DATA SUPPLIED:
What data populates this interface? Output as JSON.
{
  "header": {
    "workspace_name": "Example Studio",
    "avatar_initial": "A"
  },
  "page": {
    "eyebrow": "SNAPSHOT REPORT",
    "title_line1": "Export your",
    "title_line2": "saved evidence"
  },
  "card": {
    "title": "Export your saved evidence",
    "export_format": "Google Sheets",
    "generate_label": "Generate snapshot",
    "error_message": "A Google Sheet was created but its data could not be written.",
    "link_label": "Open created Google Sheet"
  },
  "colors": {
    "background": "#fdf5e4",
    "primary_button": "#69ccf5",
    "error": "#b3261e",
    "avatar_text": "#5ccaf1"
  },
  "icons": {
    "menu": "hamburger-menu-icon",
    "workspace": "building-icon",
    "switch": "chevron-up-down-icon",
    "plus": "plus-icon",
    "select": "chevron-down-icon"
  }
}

WHAT IS EXPECTED: How many of the lines in the listing above hold the word "chevron"? Report only that figure.

PROBLEM SOLUTION: 2